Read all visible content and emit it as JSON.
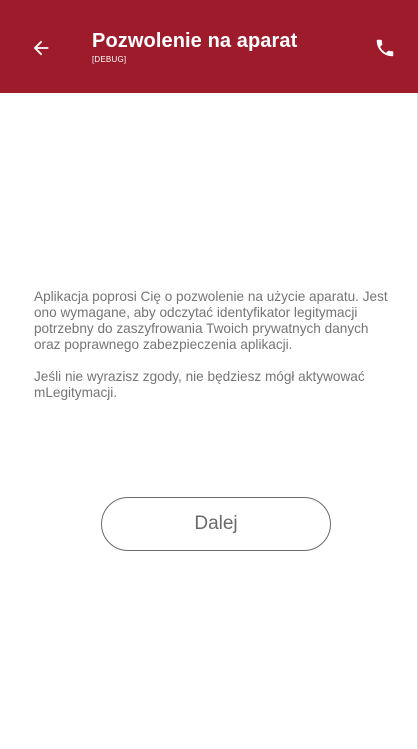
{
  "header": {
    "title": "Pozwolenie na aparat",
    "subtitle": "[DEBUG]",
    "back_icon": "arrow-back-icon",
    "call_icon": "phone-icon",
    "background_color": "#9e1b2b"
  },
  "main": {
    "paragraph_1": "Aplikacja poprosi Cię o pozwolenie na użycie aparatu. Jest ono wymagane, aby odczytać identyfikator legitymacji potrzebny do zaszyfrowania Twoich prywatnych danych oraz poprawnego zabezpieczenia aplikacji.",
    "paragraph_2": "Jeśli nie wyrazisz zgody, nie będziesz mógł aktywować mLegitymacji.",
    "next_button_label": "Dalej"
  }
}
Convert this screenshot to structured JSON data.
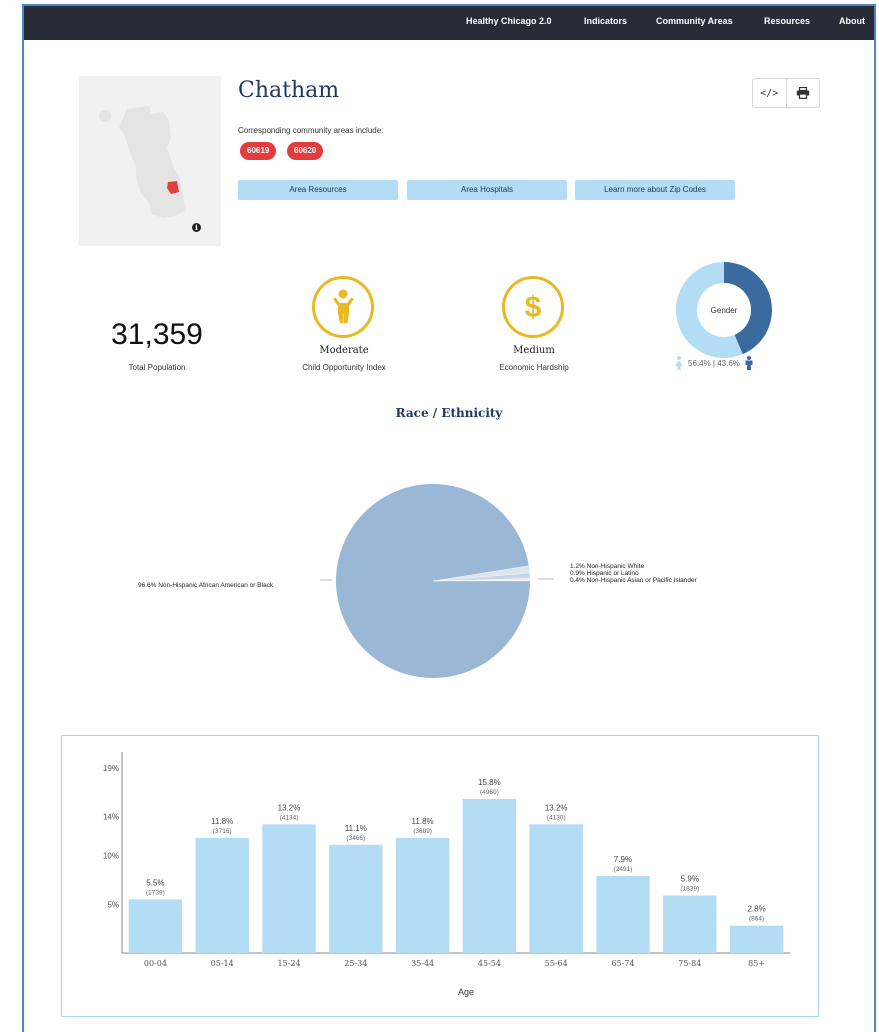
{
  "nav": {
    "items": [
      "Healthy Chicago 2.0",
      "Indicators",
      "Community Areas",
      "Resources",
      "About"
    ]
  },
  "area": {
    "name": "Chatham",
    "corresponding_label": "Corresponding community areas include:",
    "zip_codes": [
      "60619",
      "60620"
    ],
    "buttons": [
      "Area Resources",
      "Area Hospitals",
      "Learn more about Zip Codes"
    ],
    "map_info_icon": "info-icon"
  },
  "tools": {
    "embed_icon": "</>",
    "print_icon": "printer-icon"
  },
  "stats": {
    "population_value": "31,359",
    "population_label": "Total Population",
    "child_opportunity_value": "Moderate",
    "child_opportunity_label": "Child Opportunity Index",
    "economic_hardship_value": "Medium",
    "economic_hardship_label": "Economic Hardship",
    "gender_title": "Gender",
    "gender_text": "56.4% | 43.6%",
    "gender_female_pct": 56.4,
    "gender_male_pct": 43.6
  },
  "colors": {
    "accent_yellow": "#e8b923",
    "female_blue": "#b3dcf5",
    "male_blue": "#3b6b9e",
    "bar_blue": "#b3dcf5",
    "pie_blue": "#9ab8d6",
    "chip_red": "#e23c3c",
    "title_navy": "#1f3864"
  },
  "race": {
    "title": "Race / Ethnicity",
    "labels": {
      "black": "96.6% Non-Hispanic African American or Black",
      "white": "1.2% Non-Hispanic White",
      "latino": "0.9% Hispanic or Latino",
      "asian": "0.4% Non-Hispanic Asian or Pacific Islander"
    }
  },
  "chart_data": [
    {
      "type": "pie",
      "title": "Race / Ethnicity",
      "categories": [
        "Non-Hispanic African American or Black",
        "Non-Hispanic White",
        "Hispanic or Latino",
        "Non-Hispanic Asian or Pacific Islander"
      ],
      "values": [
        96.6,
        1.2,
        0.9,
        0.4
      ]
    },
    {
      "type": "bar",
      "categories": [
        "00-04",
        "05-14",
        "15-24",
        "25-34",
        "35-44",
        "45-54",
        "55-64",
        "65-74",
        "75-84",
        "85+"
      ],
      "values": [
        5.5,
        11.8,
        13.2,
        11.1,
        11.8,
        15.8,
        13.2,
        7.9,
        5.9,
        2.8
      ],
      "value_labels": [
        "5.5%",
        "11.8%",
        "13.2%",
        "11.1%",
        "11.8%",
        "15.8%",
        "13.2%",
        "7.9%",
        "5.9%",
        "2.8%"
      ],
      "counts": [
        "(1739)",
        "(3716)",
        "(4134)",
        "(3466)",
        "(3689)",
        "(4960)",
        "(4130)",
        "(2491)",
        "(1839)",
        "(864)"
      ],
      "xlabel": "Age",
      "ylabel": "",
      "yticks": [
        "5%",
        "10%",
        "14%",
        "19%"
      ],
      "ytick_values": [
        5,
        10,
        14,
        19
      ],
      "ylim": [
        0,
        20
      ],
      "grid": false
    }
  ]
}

---

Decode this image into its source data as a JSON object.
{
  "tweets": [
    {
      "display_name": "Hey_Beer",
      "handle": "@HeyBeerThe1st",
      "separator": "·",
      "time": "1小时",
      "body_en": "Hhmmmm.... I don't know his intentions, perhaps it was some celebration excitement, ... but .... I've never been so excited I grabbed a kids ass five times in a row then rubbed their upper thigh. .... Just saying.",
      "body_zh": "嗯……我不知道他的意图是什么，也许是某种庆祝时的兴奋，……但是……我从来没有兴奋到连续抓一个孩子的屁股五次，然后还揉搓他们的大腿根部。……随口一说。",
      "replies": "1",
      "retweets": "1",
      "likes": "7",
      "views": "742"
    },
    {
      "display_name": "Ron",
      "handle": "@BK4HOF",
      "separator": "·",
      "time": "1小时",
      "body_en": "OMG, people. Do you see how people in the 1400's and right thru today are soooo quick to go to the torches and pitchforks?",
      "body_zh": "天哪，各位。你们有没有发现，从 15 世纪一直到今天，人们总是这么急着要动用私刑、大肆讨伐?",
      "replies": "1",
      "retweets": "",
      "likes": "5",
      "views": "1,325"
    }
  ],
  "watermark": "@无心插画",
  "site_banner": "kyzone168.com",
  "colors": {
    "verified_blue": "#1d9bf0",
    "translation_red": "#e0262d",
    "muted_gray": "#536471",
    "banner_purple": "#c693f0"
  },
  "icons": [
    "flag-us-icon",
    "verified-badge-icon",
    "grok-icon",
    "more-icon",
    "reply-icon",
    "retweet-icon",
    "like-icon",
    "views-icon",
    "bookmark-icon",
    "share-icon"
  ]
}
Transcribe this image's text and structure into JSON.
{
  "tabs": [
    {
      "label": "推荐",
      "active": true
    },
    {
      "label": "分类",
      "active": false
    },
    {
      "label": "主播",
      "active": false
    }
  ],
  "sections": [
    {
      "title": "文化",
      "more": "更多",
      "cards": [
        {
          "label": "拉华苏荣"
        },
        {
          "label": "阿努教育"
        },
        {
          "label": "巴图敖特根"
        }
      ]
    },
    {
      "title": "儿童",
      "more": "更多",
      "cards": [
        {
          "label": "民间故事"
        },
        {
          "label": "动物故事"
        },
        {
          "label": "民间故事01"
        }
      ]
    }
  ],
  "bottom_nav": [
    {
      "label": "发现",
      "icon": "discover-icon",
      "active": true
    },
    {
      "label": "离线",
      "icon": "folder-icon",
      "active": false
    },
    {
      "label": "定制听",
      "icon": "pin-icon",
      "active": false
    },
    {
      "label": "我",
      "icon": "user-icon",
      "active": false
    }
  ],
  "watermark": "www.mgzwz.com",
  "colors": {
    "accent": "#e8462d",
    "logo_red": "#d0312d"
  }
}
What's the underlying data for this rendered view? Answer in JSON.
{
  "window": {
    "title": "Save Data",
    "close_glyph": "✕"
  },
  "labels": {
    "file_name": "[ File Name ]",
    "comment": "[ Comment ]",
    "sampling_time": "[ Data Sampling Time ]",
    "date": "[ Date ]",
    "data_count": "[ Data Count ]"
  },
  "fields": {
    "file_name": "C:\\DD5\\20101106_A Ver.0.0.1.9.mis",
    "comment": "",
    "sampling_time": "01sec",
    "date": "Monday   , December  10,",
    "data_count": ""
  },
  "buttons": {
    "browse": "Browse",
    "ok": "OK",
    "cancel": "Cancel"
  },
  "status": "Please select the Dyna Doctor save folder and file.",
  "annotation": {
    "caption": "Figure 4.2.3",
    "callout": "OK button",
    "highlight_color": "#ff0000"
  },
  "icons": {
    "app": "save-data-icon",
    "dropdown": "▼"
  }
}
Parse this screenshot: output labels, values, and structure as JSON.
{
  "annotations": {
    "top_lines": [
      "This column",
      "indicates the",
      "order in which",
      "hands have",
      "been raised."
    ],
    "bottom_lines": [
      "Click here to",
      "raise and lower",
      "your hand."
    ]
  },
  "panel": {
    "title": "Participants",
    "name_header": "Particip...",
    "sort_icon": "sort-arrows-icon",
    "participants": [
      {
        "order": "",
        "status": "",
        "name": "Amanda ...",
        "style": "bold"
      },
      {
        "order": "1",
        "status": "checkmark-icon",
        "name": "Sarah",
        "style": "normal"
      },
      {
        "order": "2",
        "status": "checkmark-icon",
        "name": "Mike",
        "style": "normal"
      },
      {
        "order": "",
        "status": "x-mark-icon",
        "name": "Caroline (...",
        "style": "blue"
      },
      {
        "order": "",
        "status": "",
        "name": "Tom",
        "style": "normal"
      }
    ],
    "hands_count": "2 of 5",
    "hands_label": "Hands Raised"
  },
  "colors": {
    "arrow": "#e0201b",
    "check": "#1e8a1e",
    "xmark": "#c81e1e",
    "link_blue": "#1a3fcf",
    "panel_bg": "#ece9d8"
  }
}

▸ **Set task**
Pick out every line holding the string "Pacific" and return it.

▸ **Result below**
      "asian": "0.4% Non-Hispanic Asian or Pacific Islander"
        "Non-Hispanic Asian or Pacific Islander"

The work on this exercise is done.